[Given instruction]:
Count every line that holds the string "bambina", then give that number alone.

[Supplied material]:
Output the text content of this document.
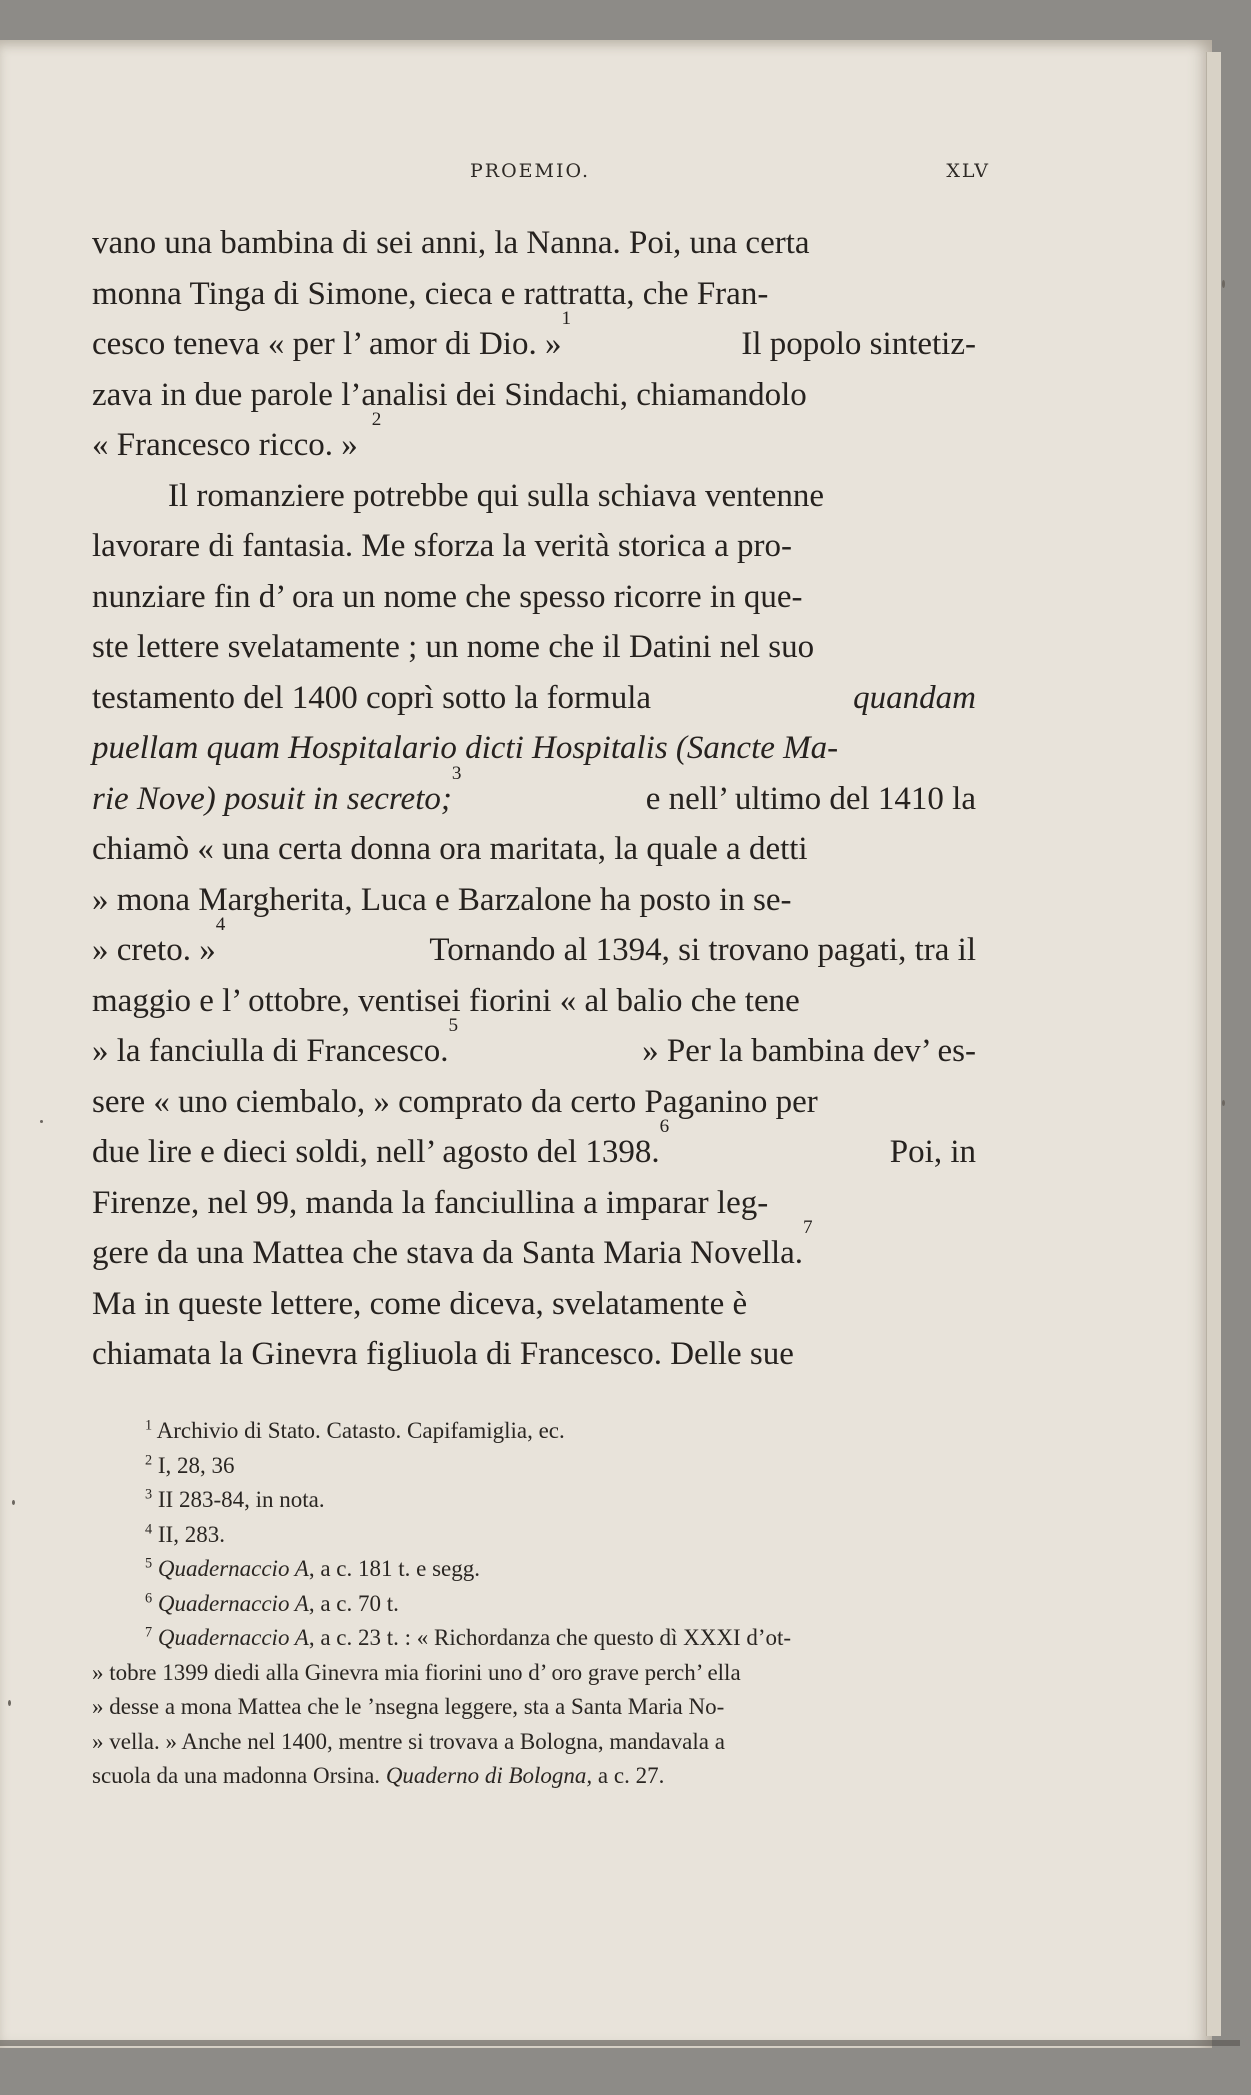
PROEMIO.	XLV
vano una bambina di sei anni, la Nanna. Poi, una certa
monna Tinga di Simone, cieca e rattratta, che Fran-
cesco teneva « per l’ amor di Dio. »
1
Il popolo sintetiz-
zava in due parole l’analisi dei Sindachi, chiamandolo
« Francesco ricco. »
2
Il romanziere potrebbe qui sulla schiava ventenne
lavorare di fantasia. Me sforza la verità storica a pro-
nunziare fin d’ ora un nome che spesso ricorre in que-
ste lettere svelatamente ; un nome che il Datini nel suo
testamento del 1400 coprì sotto la formula	quandam
puellam quam Hospitalario dicti Hospitalis (Sancte Ma-
rie Nove) posuit in secreto;
3
e nell’ ultimo del 1410 la
chiamò « una certa donna ora maritata, la quale a detti
» mona Margherita, Luca e Barzalone ha posto in se-
» creto. »
4
Tornando al 1394, si trovano pagati, tra il
maggio e l’ ottobre, ventisei fiorini « al balio che tene
» la fanciulla di Francesco.
5
» Per la bambina dev’ es-
sere « uno ciembalo, » comprato da certo Paganino per
due lire e dieci soldi, nell’ agosto del 1398.
6
Poi, in
Firenze, nel 99, manda la fanciullina a imparar leg-
gere da una Mattea che stava da Santa Maria Novella.
7
Ma in queste lettere, come diceva, svelatamente è
chiamata la Ginevra figliuola di Francesco. Delle sue
$^1$ Archivio di Stato. Catasto. Capifamiglia, ec.
$^2$ I, 28, 36
$^3$ II 283-84, in nota.
$^4$ II, 283.
$^5$ Quadernaccio A, a c. 181 t. e segg.
$^6$ Quadernaccio A, a c. 70 t.
$^7$ Quadernaccio A, a c. 23 t. : « Richordanza che questo dì XXXI d’ot-
» tobre 1399 diedi alla Ginevra mia fiorini uno d’ oro grave perch’ ella
» desse a mona Mattea che le ’nsegna leggere, sta a Santa Maria No-
» vella. » Anche nel 1400, mentre si trovava a Bologna, mandavala a
scuola da una madonna Orsina. Quaderno di Bologna, a c. 27.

[Task result]:
2